SUPPLIED DATA:
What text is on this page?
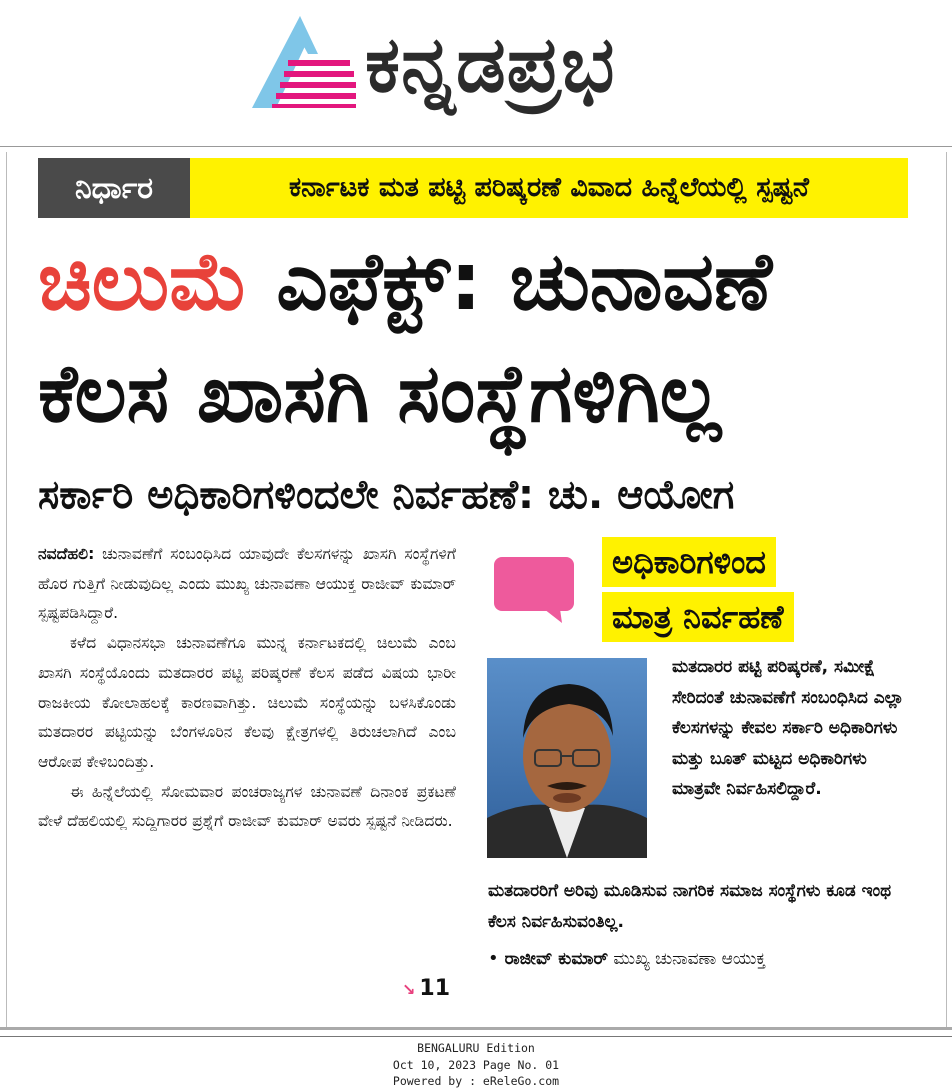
ಕನ್ನಡಪ್ರಭ
ನಿರ್ಧಾರ	ಕರ್ನಾಟಕ ಮತ ಪಟ್ಟಿ ಪರಿಷ್ಕರಣೆ ವಿವಾದ ಹಿನ್ನೆಲೆಯಲ್ಲಿ ಸ್ಪಷ್ಟನೆ
ಚಿಲುಮೆ ಎಫೆಕ್ಟ್: ಚುನಾವಣೆ
ಕೆಲಸ ಖಾಸಗಿ ಸಂಸ್ಥೆಗಳಿಗಿಲ್ಲ
ಸರ್ಕಾರಿ ಅಧಿಕಾರಿಗಳಿಂದಲೇ ನಿರ್ವಹಣೆ: ಚು. ಆಯೋಗ

ನವದೆಹಲಿ: ಚುನಾವಣೆಗೆ ಸಂಬಂಧಿಸಿದ ಯಾವುದೇ ಕೆಲಸಗಳನ್ನು ಖಾಸಗಿ ಸಂಸ್ಥೆಗಳಿಗೆ ಹೊರ ಗುತ್ತಿಗೆ ನೀಡುವುದಿಲ್ಲ ಎಂದು ಮುಖ್ಯ ಚುನಾವಣಾ ಆಯುಕ್ತ ರಾಜೀವ್ ಕುಮಾರ್ ಸ್ಪಷ್ಟಪಡಿಸಿದ್ದಾರೆ.

ಕಳೆದ ವಿಧಾನಸಭಾ ಚುನಾವಣೆಗೂ ಮುನ್ನ ಕರ್ನಾಟಕದಲ್ಲಿ ಚಿಲುಮೆ ಎಂಬ ಖಾಸಗಿ ಸಂಸ್ಥೆಯೊಂದು ಮತದಾರರ ಪಟ್ಟಿ ಪರಿಷ್ಕರಣೆ ಕೆಲಸ ಪಡೆದ ವಿಷಯ ಭಾರೀ ರಾಜಕೀಯ ಕೋಲಾಹಲಕ್ಕೆ ಕಾರಣವಾಗಿತ್ತು. ಚಿಲುಮೆ ಸಂಸ್ಥೆಯನ್ನು ಬಳಸಿಕೊಂಡು ಮತದಾರರ ಪಟ್ಟಿಯನ್ನು ಬೆಂಗಳೂರಿನ ಕೆಲವು ಕ್ಷೇತ್ರಗಳಲ್ಲಿ ತಿರುಚಲಾಗಿದೆ ಎಂಬ ಆರೋಪ ಕೇಳಿಬಂದಿತ್ತು.

ಈ ಹಿನ್ನೆಲೆಯಲ್ಲಿ ಸೋಮವಾರ ಪಂಚರಾಜ್ಯಗಳ ಚುನಾವಣೆ ದಿನಾಂಕ ಪ್ರಕಟಣೆ ವೇಳೆ ದೆಹಲಿಯಲ್ಲಿ ಸುದ್ದಿಗಾರರ ಪ್ರಶ್ನೆಗೆ ರಾಜೀವ್ ಕುಮಾರ್ ಅವರು ಸ್ಪಷ್ಟನೆ ನೀಡಿದರು.

↘ 11
ಅಧಿಕಾರಿಗಳಿಂದ
ಮಾತ್ರ ನಿರ್ವಹಣೆ
ಮತದಾರರ ಪಟ್ಟಿ ಪರಿಷ್ಕರಣೆ, ಸಮೀಕ್ಷೆ ಸೇರಿದಂತೆ ಚುನಾವಣೆಗೆ ಸಂಬಂಧಿಸಿದ ಎಲ್ಲಾ ಕೆಲಸಗಳನ್ನು ಕೇವಲ ಸರ್ಕಾರಿ ಅಧಿಕಾರಿಗಳು ಮತ್ತು ಬೂತ್ ಮಟ್ಟದ ಅಧಿಕಾರಿಗಳು ಮಾತ್ರವೇ ನಿರ್ವಹಿಸಲಿದ್ದಾರೆ.
ಮತದಾರರಿಗೆ ಅರಿವು ಮೂಡಿಸುವ ನಾಗರಿಕ ಸಮಾಜ ಸಂಸ್ಥೆಗಳು ಕೂಡ ಇಂಥ ಕೆಲಸ ನಿರ್ವಹಿಸುವಂತಿಲ್ಲ.
• ರಾಜೀವ್ ಕುಮಾರ್ ಮುಖ್ಯ ಚುನಾವಣಾ ಆಯುಕ್ತ
BENGALURU Edition
Oct 10, 2023 Page No. 01
Powered by : eReleGo.com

STATED GOAL: In the listing above, find the lines holding the word "ಲಸಗಳನ" and copy them.

COMPLETED EXERCISE:
ನವದೆಹಲಿ: ಚುನಾವಣೆಗೆ ಸಂಬಂಧಿಸಿದ ಯಾವುದೇ ಕೆಲಸಗಳನ್ನು ಖಾಸಗಿ ಸಂಸ್ಥೆಗಳಿಗೆ ಹೊರ ಗುತ್ತಿಗೆ ನೀಡುವುದಿಲ್ಲ ಎಂದು ಮುಖ್ಯ ಚುನಾವಣಾ ಆಯುಕ್ತ ರಾಜೀವ್ ಕುಮಾರ್ ಸ್ಪಷ್ಟಪಡಿಸಿದ್ದಾರೆ.
ಮತದಾರರ ಪಟ್ಟಿ ಪರಿಷ್ಕರಣೆ, ಸಮೀಕ್ಷೆ ಸೇರಿದಂತೆ ಚುನಾವಣೆಗೆ ಸಂಬಂಧಿಸಿದ ಎಲ್ಲಾ ಕೆಲಸಗಳನ್ನು ಕೇವಲ ಸರ್ಕಾರಿ ಅಧಿಕಾರಿಗಳು ಮತ್ತು ಬೂತ್ ಮಟ್ಟದ ಅಧಿಕಾರಿಗಳು ಮಾತ್ರವೇ ನಿರ್ವಹಿಸಲಿದ್ದಾರೆ.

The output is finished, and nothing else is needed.